┌────────
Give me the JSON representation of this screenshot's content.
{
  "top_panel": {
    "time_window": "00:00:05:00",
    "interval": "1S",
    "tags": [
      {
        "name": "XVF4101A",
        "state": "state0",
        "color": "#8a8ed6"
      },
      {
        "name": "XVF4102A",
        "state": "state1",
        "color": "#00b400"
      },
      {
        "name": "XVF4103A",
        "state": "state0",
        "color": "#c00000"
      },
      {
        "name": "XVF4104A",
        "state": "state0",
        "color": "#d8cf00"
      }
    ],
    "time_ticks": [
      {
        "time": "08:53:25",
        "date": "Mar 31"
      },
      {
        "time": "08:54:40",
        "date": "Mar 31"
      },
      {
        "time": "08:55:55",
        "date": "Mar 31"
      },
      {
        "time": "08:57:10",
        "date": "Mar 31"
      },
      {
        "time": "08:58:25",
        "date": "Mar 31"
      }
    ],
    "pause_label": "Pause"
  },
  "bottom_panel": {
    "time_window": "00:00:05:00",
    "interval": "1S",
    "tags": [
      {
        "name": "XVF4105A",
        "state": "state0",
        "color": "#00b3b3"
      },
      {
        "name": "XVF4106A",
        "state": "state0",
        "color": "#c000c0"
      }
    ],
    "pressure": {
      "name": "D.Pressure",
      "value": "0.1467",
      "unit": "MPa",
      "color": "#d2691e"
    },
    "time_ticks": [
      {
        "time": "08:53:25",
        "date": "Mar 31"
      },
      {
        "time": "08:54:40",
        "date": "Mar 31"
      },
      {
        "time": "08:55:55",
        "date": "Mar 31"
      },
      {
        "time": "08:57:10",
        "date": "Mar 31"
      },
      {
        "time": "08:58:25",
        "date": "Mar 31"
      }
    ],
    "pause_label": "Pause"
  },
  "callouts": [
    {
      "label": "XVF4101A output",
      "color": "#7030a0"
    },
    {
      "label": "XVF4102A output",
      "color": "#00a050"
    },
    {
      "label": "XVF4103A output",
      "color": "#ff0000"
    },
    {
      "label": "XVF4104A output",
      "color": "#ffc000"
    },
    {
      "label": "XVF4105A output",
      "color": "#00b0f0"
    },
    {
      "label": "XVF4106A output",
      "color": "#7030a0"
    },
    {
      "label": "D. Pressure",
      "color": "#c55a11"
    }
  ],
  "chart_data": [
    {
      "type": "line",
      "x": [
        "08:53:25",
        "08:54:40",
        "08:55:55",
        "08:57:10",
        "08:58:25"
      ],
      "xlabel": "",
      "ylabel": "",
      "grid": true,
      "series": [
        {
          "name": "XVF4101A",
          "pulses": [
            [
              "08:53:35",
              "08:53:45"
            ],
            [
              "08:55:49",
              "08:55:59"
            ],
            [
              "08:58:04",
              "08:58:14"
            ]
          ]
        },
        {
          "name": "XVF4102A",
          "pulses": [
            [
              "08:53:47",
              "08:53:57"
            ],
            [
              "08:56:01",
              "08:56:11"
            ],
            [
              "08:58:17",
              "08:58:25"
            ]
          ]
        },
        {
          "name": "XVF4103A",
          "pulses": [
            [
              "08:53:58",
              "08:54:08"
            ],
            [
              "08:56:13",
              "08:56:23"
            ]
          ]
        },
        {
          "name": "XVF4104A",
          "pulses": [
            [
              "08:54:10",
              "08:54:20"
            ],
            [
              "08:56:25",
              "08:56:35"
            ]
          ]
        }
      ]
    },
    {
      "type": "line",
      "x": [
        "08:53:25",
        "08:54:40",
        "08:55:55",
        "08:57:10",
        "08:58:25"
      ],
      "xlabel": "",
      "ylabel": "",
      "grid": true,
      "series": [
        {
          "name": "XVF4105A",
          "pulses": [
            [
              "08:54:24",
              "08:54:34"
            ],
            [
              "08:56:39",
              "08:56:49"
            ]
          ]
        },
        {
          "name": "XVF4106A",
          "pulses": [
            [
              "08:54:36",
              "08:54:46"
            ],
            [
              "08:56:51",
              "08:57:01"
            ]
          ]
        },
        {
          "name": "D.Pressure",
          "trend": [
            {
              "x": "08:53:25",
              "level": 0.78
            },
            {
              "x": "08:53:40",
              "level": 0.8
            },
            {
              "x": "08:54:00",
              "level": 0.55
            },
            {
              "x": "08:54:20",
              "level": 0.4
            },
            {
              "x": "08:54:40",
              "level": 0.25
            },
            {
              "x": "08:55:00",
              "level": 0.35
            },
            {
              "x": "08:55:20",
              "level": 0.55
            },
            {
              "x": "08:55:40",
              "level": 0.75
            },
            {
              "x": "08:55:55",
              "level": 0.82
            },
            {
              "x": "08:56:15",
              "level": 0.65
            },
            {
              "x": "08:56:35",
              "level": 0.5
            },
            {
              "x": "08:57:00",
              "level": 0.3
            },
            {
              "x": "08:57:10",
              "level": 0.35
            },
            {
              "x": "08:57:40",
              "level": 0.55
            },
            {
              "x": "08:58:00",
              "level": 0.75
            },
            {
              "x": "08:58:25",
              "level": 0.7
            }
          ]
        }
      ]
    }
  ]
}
└────────
Take the material above and return all of it exactly.

Give me the JSON representation of this screenshot's content.
{
  "top_panel": {
    "time_window": "00:00:05:00",
    "interval": "1S",
    "tags": [
      {
        "name": "XVF4101A",
        "state": "state0",
        "color": "#8a8ed6"
      },
      {
        "name": "XVF4102A",
        "state": "state1",
        "color": "#00b400"
      },
      {
        "name": "XVF4103A",
        "state": "state0",
        "color": "#c00000"
      },
      {
        "name": "XVF4104A",
        "state": "state0",
        "color": "#d8cf00"
      }
    ],
    "time_ticks": [
      {
        "time": "08:53:25",
        "date": "Mar 31"
      },
      {
        "time": "08:54:40",
        "date": "Mar 31"
      },
      {
        "time": "08:55:55",
        "date": "Mar 31"
      },
      {
        "time": "08:57:10",
        "date": "Mar 31"
      },
      {
        "time": "08:58:25",
        "date": "Mar 31"
      }
    ],
    "pause_label": "Pause"
  },
  "bottom_panel": {
    "time_window": "00:00:05:00",
    "interval": "1S",
    "tags": [
      {
        "name": "XVF4105A",
        "state": "state0",
        "color": "#00b3b3"
      },
      {
        "name": "XVF4106A",
        "state": "state0",
        "color": "#c000c0"
      }
    ],
    "pressure": {
      "name": "D.Pressure",
      "value": "0.1467",
      "unit": "MPa",
      "color": "#d2691e"
    },
    "time_ticks": [
      {
        "time": "08:53:25",
        "date": "Mar 31"
      },
      {
        "time": "08:54:40",
        "date": "Mar 31"
      },
      {
        "time": "08:55:55",
        "date": "Mar 31"
      },
      {
        "time": "08:57:10",
        "date": "Mar 31"
      },
      {
        "time": "08:58:25",
        "date": "Mar 31"
      }
    ],
    "pause_label": "Pause"
  },
  "callouts": [
    {
      "label": "XVF4101A output",
      "color": "#7030a0"
    },
    {
      "label": "XVF4102A output",
      "color": "#00a050"
    },
    {
      "label": "XVF4103A output",
      "color": "#ff0000"
    },
    {
      "label": "XVF4104A output",
      "color": "#ffc000"
    },
    {
      "label": "XVF4105A output",
      "color": "#00b0f0"
    },
    {
      "label": "XVF4106A output",
      "color": "#7030a0"
    },
    {
      "label": "D. Pressure",
      "color": "#c55a11"
    }
  ],
  "chart_data": [
    {
      "type": "line",
      "x": [
        "08:53:25",
        "08:54:40",
        "08:55:55",
        "08:57:10",
        "08:58:25"
      ],
      "xlabel": "",
      "ylabel": "",
      "grid": true,
      "series": [
        {
          "name": "XVF4101A",
          "pulses": [
            [
              "08:53:35",
              "08:53:45"
            ],
            [
              "08:55:49",
              "08:55:59"
            ],
            [
              "08:58:04",
              "08:58:14"
            ]
          ]
        },
        {
          "name": "XVF4102A",
          "pulses": [
            [
              "08:53:47",
              "08:53:57"
            ],
            [
              "08:56:01",
              "08:56:11"
            ],
            [
              "08:58:17",
              "08:58:25"
            ]
          ]
        },
        {
          "name": "XVF4103A",
          "pulses": [
            [
              "08:53:58",
              "08:54:08"
            ],
            [
              "08:56:13",
              "08:56:23"
            ]
          ]
        },
        {
          "name": "XVF4104A",
          "pulses": [
            [
              "08:54:10",
              "08:54:20"
            ],
            [
              "08:56:25",
              "08:56:35"
            ]
          ]
        }
      ]
    },
    {
      "type": "line",
      "x": [
        "08:53:25",
        "08:54:40",
        "08:55:55",
        "08:57:10",
        "08:58:25"
      ],
      "xlabel": "",
      "ylabel": "",
      "grid": true,
      "series": [
        {
          "name": "XVF4105A",
          "pulses": [
            [
              "08:54:24",
              "08:54:34"
            ],
            [
              "08:56:39",
              "08:56:49"
            ]
          ]
        },
        {
          "name": "XVF4106A",
          "pulses": [
            [
              "08:54:36",
              "08:54:46"
            ],
            [
              "08:56:51",
              "08:57:01"
            ]
          ]
        },
        {
          "name": "D.Pressure",
          "trend": [
            {
              "x": "08:53:25",
              "level": 0.78
            },
            {
              "x": "08:53:40",
              "level": 0.8
            },
            {
              "x": "08:54:00",
              "level": 0.55
            },
            {
              "x": "08:54:20",
              "level": 0.4
            },
            {
              "x": "08:54:40",
              "level": 0.25
            },
            {
              "x": "08:55:00",
              "level": 0.35
            },
            {
              "x": "08:55:20",
              "level": 0.55
            },
            {
              "x": "08:55:40",
              "level": 0.75
            },
            {
              "x": "08:55:55",
              "level": 0.82
            },
            {
              "x": "08:56:15",
              "level": 0.65
            },
            {
              "x": "08:56:35",
              "level": 0.5
            },
            {
              "x": "08:57:00",
              "level": 0.3
            },
            {
              "x": "08:57:10",
              "level": 0.35
            },
            {
              "x": "08:57:40",
              "level": 0.55
            },
            {
              "x": "08:58:00",
              "level": 0.75
            },
            {
              "x": "08:58:25",
              "level": 0.7
            }
          ]
        }
      ]
    }
  ]
}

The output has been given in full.